--- Start Provided material ---

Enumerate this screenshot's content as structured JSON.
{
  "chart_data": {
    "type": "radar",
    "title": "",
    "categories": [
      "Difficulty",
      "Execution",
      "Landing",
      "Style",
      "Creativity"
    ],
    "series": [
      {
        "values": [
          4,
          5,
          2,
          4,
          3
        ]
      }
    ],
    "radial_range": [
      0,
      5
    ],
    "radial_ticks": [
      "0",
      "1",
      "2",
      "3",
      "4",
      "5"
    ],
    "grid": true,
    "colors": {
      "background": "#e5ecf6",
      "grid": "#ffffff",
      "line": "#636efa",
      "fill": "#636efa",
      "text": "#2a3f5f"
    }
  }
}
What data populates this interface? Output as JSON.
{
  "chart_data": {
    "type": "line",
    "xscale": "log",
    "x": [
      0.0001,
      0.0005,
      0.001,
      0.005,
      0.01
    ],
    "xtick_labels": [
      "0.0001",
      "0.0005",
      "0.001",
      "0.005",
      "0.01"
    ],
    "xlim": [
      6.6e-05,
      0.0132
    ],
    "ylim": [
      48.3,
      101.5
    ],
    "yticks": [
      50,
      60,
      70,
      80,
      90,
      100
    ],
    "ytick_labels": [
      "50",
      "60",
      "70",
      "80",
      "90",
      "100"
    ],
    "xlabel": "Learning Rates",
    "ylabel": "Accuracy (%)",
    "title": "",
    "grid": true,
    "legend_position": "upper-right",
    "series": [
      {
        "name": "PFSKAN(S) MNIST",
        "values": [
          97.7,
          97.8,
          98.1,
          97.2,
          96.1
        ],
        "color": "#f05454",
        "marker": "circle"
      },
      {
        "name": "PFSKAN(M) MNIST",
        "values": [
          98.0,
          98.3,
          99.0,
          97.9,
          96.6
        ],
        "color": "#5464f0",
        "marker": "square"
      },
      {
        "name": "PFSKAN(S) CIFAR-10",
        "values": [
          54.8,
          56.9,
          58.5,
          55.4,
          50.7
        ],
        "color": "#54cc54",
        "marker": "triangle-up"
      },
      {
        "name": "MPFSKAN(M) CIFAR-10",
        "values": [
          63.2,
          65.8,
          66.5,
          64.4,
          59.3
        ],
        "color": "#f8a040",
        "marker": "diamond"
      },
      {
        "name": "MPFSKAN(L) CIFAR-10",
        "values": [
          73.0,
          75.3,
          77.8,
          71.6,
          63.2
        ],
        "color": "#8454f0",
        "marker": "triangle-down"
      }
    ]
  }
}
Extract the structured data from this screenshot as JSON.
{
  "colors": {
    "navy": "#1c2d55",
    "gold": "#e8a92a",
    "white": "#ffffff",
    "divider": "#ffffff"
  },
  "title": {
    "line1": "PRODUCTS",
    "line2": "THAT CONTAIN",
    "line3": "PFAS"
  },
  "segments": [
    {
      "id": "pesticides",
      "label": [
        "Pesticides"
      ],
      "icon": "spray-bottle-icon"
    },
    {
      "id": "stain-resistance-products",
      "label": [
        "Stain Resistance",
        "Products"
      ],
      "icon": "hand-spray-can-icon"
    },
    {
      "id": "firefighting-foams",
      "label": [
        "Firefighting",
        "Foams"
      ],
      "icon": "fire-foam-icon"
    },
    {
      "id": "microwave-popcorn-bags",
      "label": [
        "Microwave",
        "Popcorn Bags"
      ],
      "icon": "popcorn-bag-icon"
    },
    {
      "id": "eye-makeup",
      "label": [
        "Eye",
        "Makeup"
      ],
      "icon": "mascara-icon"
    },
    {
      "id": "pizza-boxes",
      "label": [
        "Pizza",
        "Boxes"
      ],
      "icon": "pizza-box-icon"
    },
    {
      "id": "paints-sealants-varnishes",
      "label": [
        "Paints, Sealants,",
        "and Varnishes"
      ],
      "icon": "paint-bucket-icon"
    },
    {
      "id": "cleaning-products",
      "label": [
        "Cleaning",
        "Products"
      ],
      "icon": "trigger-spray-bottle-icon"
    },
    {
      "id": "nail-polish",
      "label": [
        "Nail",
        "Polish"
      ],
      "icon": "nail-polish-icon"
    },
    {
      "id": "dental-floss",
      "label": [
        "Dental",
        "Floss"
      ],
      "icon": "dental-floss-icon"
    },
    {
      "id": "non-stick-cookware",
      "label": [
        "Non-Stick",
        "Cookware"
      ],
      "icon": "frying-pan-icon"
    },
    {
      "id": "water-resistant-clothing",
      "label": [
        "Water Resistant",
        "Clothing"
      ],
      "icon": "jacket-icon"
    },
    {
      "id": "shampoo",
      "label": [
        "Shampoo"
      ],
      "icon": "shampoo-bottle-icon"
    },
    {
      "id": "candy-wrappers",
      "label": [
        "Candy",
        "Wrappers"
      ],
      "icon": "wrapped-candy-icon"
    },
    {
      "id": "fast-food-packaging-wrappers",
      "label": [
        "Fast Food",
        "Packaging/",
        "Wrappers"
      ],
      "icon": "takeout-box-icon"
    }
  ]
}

--- End Provided material ---

**What you are asked to do**
Reproduce the entries above in full by retyping them exactly.

**Result**
Enumerate this screenshot's content as structured JSON.
{
  "chart_data": {
    "type": "radar",
    "title": "",
    "categories": [
      "Difficulty",
      "Execution",
      "Landing",
      "Style",
      "Creativity"
    ],
    "series": [
      {
        "values": [
          4,
          5,
          2,
          4,
          3
        ]
      }
    ],
    "radial_range": [
      0,
      5
    ],
    "radial_ticks": [
      "0",
      "1",
      "2",
      "3",
      "4",
      "5"
    ],
    "grid": true,
    "colors": {
      "background": "#e5ecf6",
      "grid": "#ffffff",
      "line": "#636efa",
      "fill": "#636efa",
      "text": "#2a3f5f"
    }
  }
}
What data populates this interface? Output as JSON.
{
  "chart_data": {
    "type": "line",
    "xscale": "log",
    "x": [
      0.0001,
      0.0005,
      0.001,
      0.005,
      0.01
    ],
    "xtick_labels": [
      "0.0001",
      "0.0005",
      "0.001",
      "0.005",
      "0.01"
    ],
    "xlim": [
      6.6e-05,
      0.0132
    ],
    "ylim": [
      48.3,
      101.5
    ],
    "yticks": [
      50,
      60,
      70,
      80,
      90,
      100
    ],
    "ytick_labels": [
      "50",
      "60",
      "70",
      "80",
      "90",
      "100"
    ],
    "xlabel": "Learning Rates",
    "ylabel": "Accuracy (%)",
    "title": "",
    "grid": true,
    "legend_position": "upper-right",
    "series": [
      {
        "name": "PFSKAN(S) MNIST",
        "values": [
          97.7,
          97.8,
          98.1,
          97.2,
          96.1
        ],
        "color": "#f05454",
        "marker": "circle"
      },
      {
        "name": "PFSKAN(M) MNIST",
        "values": [
          98.0,
          98.3,
          99.0,
          97.9,
          96.6
        ],
        "color": "#5464f0",
        "marker": "square"
      },
      {
        "name": "PFSKAN(S) CIFAR-10",
        "values": [
          54.8,
          56.9,
          58.5,
          55.4,
          50.7
        ],
        "color": "#54cc54",
        "marker": "triangle-up"
      },
      {
        "name": "MPFSKAN(M) CIFAR-10",
        "values": [
          63.2,
          65.8,
          66.5,
          64.4,
          59.3
        ],
        "color": "#f8a040",
        "marker": "diamond"
      },
      {
        "name": "MPFSKAN(L) CIFAR-10",
        "values": [
          73.0,
          75.3,
          77.8,
          71.6,
          63.2
        ],
        "color": "#8454f0",
        "marker": "triangle-down"
      }
    ]
  }
}
Extract the structured data from this screenshot as JSON.
{
  "colors": {
    "navy": "#1c2d55",
    "gold": "#e8a92a",
    "white": "#ffffff",
    "divider": "#ffffff"
  },
  "title": {
    "line1": "PRODUCTS",
    "line2": "THAT CONTAIN",
    "line3": "PFAS"
  },
  "segments": [
    {
      "id": "pesticides",
      "label": [
        "Pesticides"
      ],
      "icon": "spray-bottle-icon"
    },
    {
      "id": "stain-resistance-products",
      "label": [
        "Stain Resistance",
        "Products"
      ],
      "icon": "hand-spray-can-icon"
    },
    {
      "id": "firefighting-foams",
      "label": [
        "Firefighting",
        "Foams"
      ],
      "icon": "fire-foam-icon"
    },
    {
      "id": "microwave-popcorn-bags",
      "label": [
        "Microwave",
        "Popcorn Bags"
      ],
      "icon": "popcorn-bag-icon"
    },
    {
      "id": "eye-makeup",
      "label": [
        "Eye",
        "Makeup"
      ],
      "icon": "mascara-icon"
    },
    {
      "id": "pizza-boxes",
      "label": [
        "Pizza",
        "Boxes"
      ],
      "icon": "pizza-box-icon"
    },
    {
      "id": "paints-sealants-varnishes",
      "label": [
        "Paints, Sealants,",
        "and Varnishes"
      ],
      "icon": "paint-bucket-icon"
    },
    {
      "id": "cleaning-products",
      "label": [
        "Cleaning",
        "Products"
      ],
      "icon": "trigger-spray-bottle-icon"
    },
    {
      "id": "nail-polish",
      "label": [
        "Nail",
        "Polish"
      ],
      "icon": "nail-polish-icon"
    },
    {
      "id": "dental-floss",
      "label": [
        "Dental",
        "Floss"
      ],
      "icon": "dental-floss-icon"
    },
    {
      "id": "non-stick-cookware",
      "label": [
        "Non-Stick",
        "Cookware"
      ],
      "icon": "frying-pan-icon"
    },
    {
      "id": "water-resistant-clothing",
      "label": [
        "Water Resistant",
        "Clothing"
      ],
      "icon": "jacket-icon"
    },
    {
      "id": "shampoo",
      "label": [
        "Shampoo"
      ],
      "icon": "shampoo-bottle-icon"
    },
    {
      "id": "candy-wrappers",
      "label": [
        "Candy",
        "Wrappers"
      ],
      "icon": "wrapped-candy-icon"
    },
    {
      "id": "fast-food-packaging-wrappers",
      "label": [
        "Fast Food",
        "Packaging/",
        "Wrappers"
      ],
      "icon": "takeout-box-icon"
    }
  ]
}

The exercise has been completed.